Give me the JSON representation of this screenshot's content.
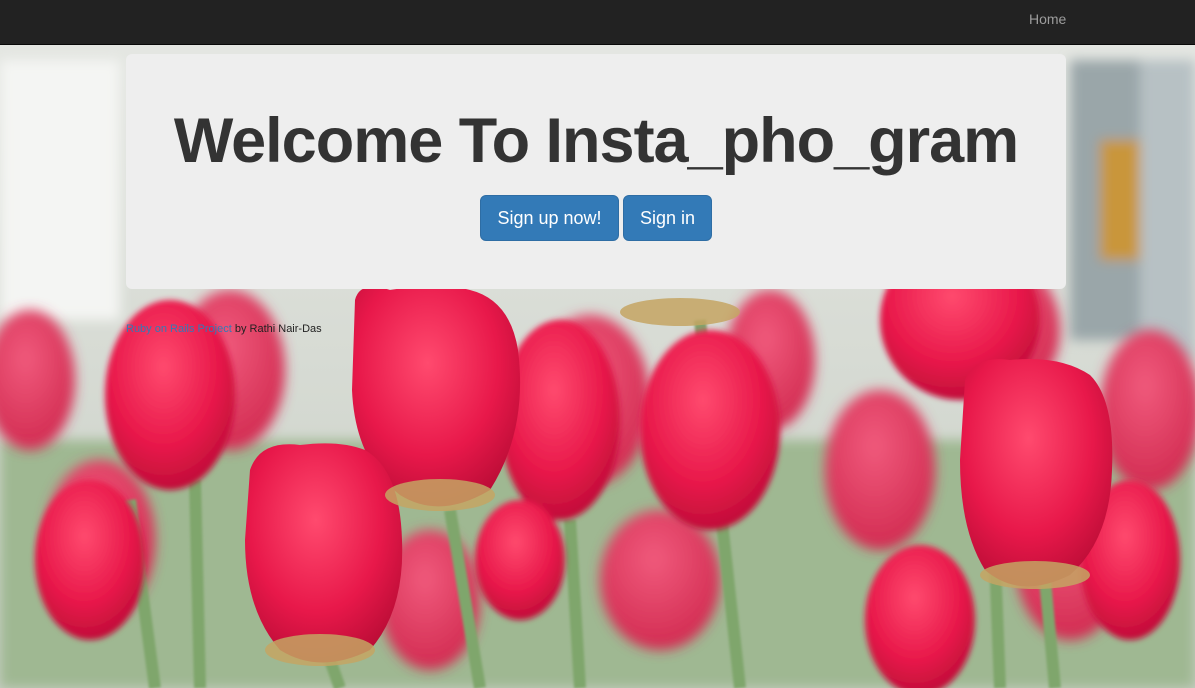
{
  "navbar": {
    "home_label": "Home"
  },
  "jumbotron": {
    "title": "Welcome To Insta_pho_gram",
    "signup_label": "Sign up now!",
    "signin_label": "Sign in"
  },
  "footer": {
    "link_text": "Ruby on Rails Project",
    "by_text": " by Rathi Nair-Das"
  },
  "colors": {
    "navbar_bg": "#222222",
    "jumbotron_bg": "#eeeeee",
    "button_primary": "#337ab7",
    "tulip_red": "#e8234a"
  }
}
--
• _Task description_
Copy the data exactly. Any picture it contains is to be omitted.

• _Answer to this problem_
Give me the JSON representation of this screenshot's content.
{
  "navbar": {
    "home_label": "Home"
  },
  "jumbotron": {
    "title": "Welcome To Insta_pho_gram",
    "signup_label": "Sign up now!",
    "signin_label": "Sign in"
  },
  "footer": {
    "link_text": "Ruby on Rails Project",
    "by_text": " by Rathi Nair-Das"
  },
  "colors": {
    "navbar_bg": "#222222",
    "jumbotron_bg": "#eeeeee",
    "button_primary": "#337ab7",
    "tulip_red": "#e8234a"
  }
}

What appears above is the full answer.